— BEGIN Data extract —

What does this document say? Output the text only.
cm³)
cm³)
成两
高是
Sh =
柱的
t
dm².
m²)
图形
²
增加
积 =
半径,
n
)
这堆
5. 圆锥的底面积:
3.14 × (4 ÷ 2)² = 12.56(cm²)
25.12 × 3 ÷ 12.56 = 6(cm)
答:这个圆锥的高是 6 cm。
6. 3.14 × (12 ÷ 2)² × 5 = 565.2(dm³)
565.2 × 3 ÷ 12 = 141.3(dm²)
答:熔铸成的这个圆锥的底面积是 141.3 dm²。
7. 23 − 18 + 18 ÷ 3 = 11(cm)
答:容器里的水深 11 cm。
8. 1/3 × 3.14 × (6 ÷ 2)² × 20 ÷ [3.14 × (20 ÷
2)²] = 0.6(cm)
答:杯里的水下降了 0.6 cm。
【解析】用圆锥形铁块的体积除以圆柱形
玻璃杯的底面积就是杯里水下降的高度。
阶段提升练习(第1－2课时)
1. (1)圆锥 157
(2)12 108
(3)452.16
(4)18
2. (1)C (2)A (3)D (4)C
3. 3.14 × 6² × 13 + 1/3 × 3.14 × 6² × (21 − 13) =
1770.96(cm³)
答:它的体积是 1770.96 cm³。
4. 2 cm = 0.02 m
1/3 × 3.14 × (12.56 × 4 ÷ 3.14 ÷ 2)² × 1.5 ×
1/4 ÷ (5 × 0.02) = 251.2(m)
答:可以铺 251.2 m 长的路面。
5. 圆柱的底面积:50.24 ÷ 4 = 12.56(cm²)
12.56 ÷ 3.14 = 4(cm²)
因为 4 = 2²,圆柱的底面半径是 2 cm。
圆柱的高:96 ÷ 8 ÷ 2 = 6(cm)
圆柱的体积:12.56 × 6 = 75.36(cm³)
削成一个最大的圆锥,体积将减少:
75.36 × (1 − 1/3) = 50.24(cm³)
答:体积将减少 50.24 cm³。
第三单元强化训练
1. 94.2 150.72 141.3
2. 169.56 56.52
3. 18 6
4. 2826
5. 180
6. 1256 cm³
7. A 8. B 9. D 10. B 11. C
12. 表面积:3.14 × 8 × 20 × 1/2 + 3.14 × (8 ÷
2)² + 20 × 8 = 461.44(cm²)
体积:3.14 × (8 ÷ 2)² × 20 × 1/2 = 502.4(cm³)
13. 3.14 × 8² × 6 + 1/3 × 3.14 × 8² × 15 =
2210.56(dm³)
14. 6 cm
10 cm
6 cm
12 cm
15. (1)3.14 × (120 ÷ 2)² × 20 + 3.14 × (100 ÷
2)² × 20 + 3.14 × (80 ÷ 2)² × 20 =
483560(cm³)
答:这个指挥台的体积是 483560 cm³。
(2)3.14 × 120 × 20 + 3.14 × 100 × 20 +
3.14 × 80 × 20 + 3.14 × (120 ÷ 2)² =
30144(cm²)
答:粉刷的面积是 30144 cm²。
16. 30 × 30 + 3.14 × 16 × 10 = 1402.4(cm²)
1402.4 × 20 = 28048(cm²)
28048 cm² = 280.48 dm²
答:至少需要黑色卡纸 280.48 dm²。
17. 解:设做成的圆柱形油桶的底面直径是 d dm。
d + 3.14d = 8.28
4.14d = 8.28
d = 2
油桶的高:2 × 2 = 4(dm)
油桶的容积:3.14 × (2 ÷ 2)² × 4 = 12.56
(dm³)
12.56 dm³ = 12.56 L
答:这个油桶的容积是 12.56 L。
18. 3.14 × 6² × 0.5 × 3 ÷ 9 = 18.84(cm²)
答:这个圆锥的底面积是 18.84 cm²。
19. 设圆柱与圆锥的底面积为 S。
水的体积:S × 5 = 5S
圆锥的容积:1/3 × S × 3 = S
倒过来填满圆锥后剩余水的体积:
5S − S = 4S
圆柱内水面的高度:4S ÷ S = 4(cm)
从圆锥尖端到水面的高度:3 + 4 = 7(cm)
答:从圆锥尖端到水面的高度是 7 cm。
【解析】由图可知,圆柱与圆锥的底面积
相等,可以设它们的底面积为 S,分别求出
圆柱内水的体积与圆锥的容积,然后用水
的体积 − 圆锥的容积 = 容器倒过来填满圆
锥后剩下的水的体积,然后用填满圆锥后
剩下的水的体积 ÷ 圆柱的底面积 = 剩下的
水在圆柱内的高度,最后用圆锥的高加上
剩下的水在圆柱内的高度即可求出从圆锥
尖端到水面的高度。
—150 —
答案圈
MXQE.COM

— END Data extract —
— BEGIN Data extract —

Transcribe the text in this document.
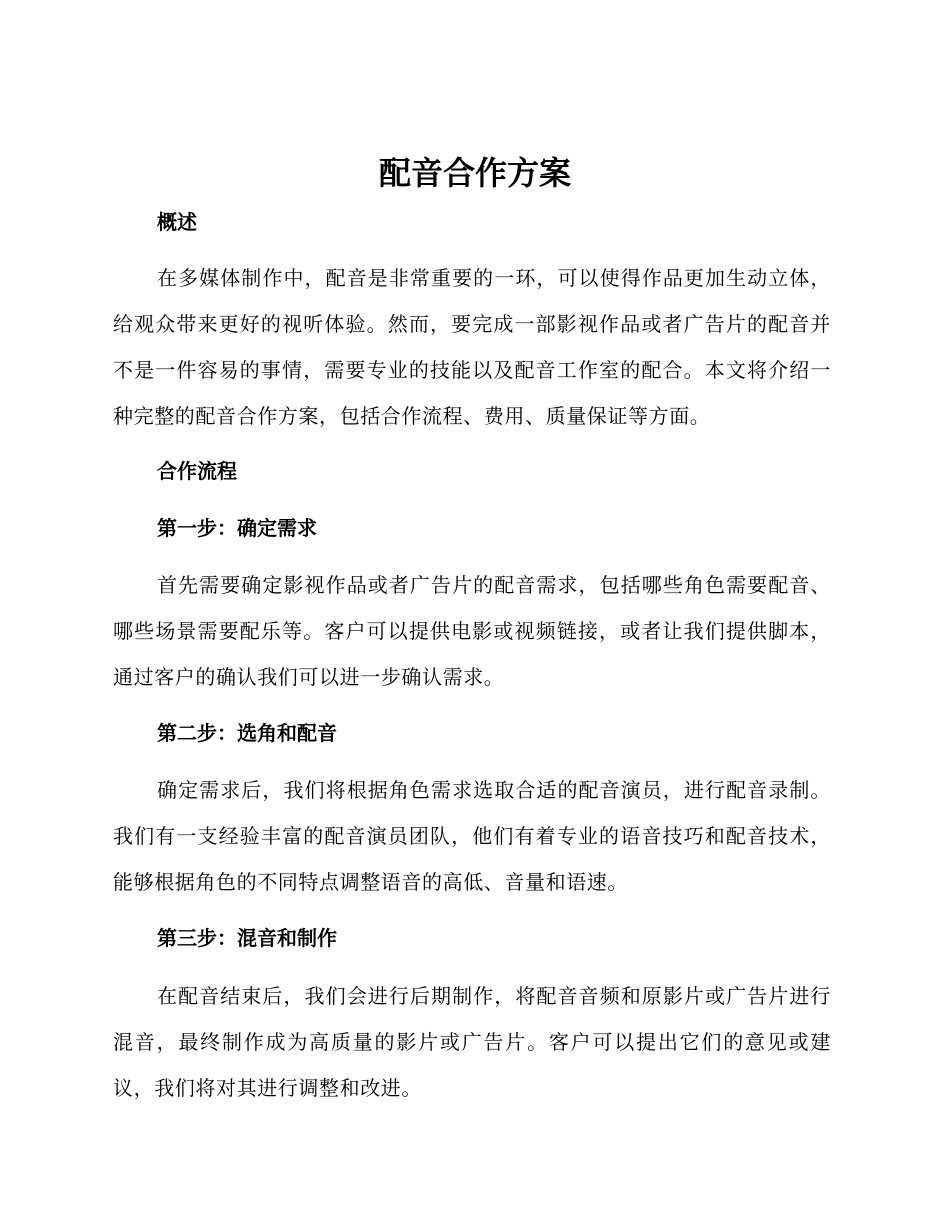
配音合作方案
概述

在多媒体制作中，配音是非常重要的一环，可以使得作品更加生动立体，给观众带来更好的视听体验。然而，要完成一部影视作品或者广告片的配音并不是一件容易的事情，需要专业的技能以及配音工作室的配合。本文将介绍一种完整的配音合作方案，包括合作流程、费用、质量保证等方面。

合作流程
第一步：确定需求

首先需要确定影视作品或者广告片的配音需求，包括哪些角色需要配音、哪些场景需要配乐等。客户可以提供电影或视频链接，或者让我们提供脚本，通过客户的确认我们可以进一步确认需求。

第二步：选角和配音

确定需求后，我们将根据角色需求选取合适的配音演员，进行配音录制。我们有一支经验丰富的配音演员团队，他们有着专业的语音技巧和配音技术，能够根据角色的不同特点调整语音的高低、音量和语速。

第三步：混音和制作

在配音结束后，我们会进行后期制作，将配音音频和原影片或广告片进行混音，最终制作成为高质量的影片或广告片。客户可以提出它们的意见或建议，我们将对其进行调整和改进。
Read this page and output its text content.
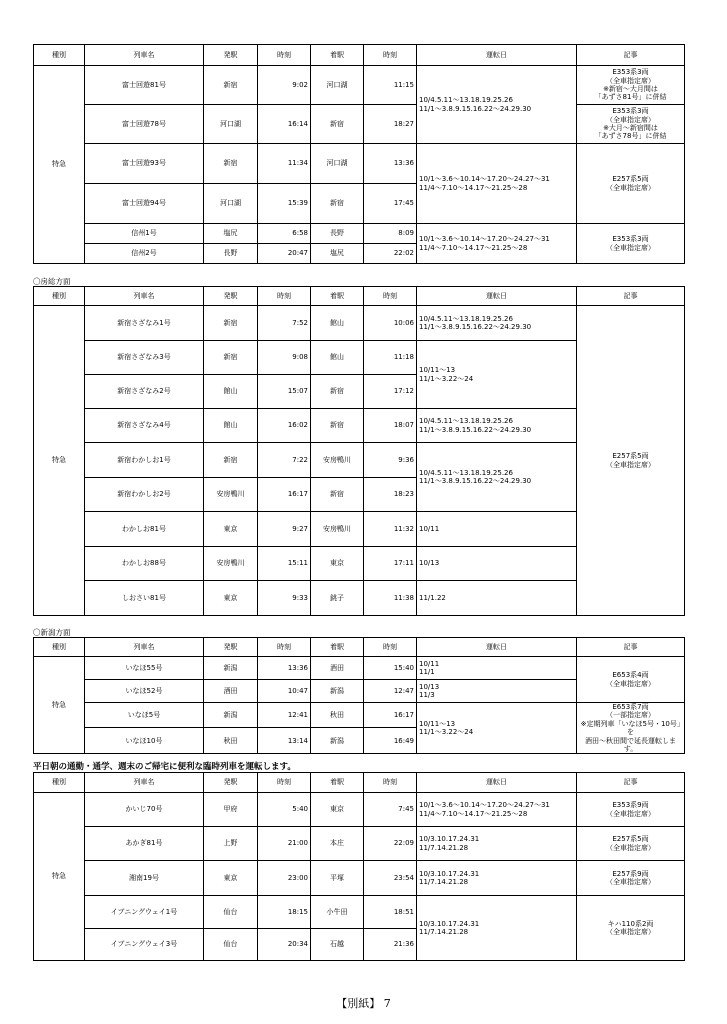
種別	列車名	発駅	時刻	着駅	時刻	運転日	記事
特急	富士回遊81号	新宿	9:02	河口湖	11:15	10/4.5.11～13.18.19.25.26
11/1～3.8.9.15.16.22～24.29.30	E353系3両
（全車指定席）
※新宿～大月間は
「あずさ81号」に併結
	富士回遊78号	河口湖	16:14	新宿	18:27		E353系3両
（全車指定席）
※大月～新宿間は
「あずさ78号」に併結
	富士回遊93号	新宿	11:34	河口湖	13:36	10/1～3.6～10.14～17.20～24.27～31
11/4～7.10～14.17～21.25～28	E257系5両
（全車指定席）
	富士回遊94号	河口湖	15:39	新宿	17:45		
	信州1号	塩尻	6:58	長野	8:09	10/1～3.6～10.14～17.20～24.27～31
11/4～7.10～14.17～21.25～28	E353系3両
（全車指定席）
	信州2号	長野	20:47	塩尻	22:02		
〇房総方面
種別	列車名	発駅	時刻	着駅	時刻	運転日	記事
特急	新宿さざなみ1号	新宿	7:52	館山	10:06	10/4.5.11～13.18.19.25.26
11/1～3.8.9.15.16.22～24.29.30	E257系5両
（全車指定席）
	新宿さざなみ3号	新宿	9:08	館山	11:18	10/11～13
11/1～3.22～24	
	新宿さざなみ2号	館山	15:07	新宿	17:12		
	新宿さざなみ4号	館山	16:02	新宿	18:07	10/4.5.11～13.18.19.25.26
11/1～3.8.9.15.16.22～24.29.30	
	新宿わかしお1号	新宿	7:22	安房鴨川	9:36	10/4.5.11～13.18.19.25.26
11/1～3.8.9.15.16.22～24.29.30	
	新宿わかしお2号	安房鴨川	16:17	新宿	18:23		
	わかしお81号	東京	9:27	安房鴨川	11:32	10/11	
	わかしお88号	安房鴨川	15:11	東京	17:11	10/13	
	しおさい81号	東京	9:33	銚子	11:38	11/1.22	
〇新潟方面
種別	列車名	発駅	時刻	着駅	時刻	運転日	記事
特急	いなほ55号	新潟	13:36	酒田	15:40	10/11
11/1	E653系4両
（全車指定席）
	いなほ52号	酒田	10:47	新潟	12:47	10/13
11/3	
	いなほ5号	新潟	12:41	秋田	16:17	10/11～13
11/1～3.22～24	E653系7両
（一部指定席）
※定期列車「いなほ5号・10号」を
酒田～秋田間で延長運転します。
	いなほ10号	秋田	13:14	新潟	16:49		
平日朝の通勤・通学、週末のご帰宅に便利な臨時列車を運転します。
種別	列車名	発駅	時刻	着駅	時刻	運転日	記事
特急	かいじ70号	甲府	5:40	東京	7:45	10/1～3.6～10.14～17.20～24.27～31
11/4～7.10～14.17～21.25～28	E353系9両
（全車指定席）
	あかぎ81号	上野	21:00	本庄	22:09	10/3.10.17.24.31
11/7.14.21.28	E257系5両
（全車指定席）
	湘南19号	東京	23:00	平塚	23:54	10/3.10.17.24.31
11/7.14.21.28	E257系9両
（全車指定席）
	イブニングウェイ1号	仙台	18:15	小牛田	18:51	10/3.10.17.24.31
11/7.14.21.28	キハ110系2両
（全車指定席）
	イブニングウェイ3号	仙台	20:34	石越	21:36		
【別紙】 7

— END Data extract —

▸ Problem description: From the entries above, extract every line where the word "安房鴨川" appears.

▸ Exercise result:
	新宿わかしお1号	新宿	7:22	安房鴨川	9:36	10/4.5.11～13.18.19.25.26
	新宿わかしお2号	安房鴨川	16:17	新宿	18:23		
	わかしお81号	東京	9:27	安房鴨川	11:32	10/11	
	わかしお88号	安房鴨川	15:11	東京	17:11	10/13	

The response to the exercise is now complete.